*Collection entries*:
<<<<

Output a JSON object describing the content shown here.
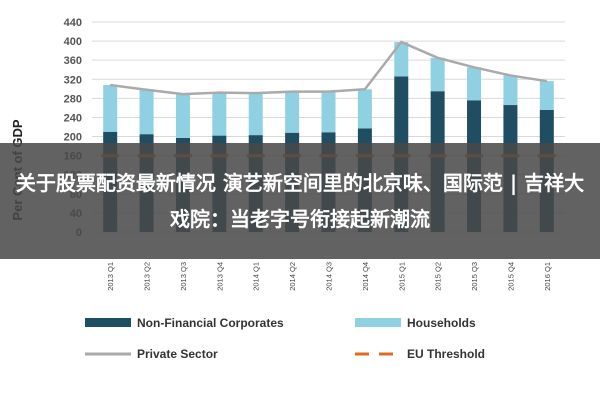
{
  "chart_data": {
    "type": "bar",
    "ylabel": "Per Cent of GDP",
    "ylim": [
      0,
      440
    ],
    "yticks": [
      0,
      40,
      80,
      120,
      160,
      200,
      240,
      280,
      320,
      360,
      400,
      440
    ],
    "categories": [
      "2013 Q1",
      "2013 Q2",
      "2013 Q3",
      "2013 Q4",
      "2014 Q1",
      "2014 Q2",
      "2014 Q3",
      "2014 Q4",
      "2015 Q1",
      "2015 Q2",
      "2015 Q3",
      "2015 Q4",
      "2016 Q1"
    ],
    "series": [
      {
        "name": "Non-Financial Corporates",
        "kind": "bar-stack",
        "color": "#1f4e63",
        "values": [
          210,
          205,
          197,
          202,
          203,
          208,
          209,
          217,
          326,
          295,
          276,
          266,
          256
        ]
      },
      {
        "name": "Households",
        "kind": "bar-stack",
        "color": "#8fd1e2",
        "values": [
          98,
          93,
          92,
          90,
          88,
          86,
          85,
          82,
          72,
          70,
          69,
          62,
          60
        ]
      },
      {
        "name": "Private Sector",
        "kind": "line",
        "color": "#aaaaaa",
        "values": [
          308,
          298,
          289,
          292,
          291,
          294,
          294,
          299,
          398,
          365,
          345,
          328,
          316
        ]
      },
      {
        "name": "EU Threshold",
        "kind": "dashed-line",
        "color": "#e06a20",
        "values": [
          160,
          160,
          160,
          160,
          160,
          160,
          160,
          160,
          160,
          160,
          160,
          160,
          160
        ]
      }
    ],
    "grid": true,
    "legend_position": "bottom"
  },
  "overlay": {
    "headline": "关于股票配资最新情况 演艺新空间里的北京味、国际范 | 吉祥大戏院：当老字号衔接起新潮流"
  }
}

>>>>

*DIRECTIVE*: Identify every line holding the word "color" and copy it out.

*SOLUTION TO THIS PROBLEM*:
        "color": "#1f4e63",
        "color": "#8fd1e2",
        "color": "#aaaaaa",
        "color": "#e06a20",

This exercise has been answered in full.